(Extracts from a graphics dataset)
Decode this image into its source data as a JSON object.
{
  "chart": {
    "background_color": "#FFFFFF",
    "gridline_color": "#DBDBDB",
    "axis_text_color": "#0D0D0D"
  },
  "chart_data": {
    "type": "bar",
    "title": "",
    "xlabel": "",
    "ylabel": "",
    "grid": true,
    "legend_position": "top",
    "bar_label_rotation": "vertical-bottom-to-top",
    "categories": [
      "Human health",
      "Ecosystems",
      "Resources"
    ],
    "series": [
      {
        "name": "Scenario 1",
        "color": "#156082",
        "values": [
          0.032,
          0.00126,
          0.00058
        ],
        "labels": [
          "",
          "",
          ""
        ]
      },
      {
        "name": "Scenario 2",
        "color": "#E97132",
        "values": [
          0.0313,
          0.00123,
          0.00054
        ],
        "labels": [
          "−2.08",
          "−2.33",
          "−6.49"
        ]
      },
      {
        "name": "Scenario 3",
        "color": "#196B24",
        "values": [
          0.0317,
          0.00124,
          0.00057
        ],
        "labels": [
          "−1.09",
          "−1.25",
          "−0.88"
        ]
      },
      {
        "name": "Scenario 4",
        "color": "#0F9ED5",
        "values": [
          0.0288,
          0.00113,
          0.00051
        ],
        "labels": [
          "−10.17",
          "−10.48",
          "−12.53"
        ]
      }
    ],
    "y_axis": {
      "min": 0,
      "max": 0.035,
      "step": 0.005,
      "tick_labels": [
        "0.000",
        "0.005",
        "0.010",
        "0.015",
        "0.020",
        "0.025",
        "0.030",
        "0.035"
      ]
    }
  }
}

### REQUIREMENT
Copy each record from above without leaving any out.

### OUTPUT FOR THIS TASK
Decode this image into its source data as a JSON object.
{
  "chart": {
    "background_color": "#FFFFFF",
    "gridline_color": "#DBDBDB",
    "axis_text_color": "#0D0D0D"
  },
  "chart_data": {
    "type": "bar",
    "title": "",
    "xlabel": "",
    "ylabel": "",
    "grid": true,
    "legend_position": "top",
    "bar_label_rotation": "vertical-bottom-to-top",
    "categories": [
      "Human health",
      "Ecosystems",
      "Resources"
    ],
    "series": [
      {
        "name": "Scenario 1",
        "color": "#156082",
        "values": [
          0.032,
          0.00126,
          0.00058
        ],
        "labels": [
          "",
          "",
          ""
        ]
      },
      {
        "name": "Scenario 2",
        "color": "#E97132",
        "values": [
          0.0313,
          0.00123,
          0.00054
        ],
        "labels": [
          "−2.08",
          "−2.33",
          "−6.49"
        ]
      },
      {
        "name": "Scenario 3",
        "color": "#196B24",
        "values": [
          0.0317,
          0.00124,
          0.00057
        ],
        "labels": [
          "−1.09",
          "−1.25",
          "−0.88"
        ]
      },
      {
        "name": "Scenario 4",
        "color": "#0F9ED5",
        "values": [
          0.0288,
          0.00113,
          0.00051
        ],
        "labels": [
          "−10.17",
          "−10.48",
          "−12.53"
        ]
      }
    ],
    "y_axis": {
      "min": 0,
      "max": 0.035,
      "step": 0.005,
      "tick_labels": [
        "0.000",
        "0.005",
        "0.010",
        "0.015",
        "0.020",
        "0.025",
        "0.030",
        "0.035"
      ]
    }
  }
}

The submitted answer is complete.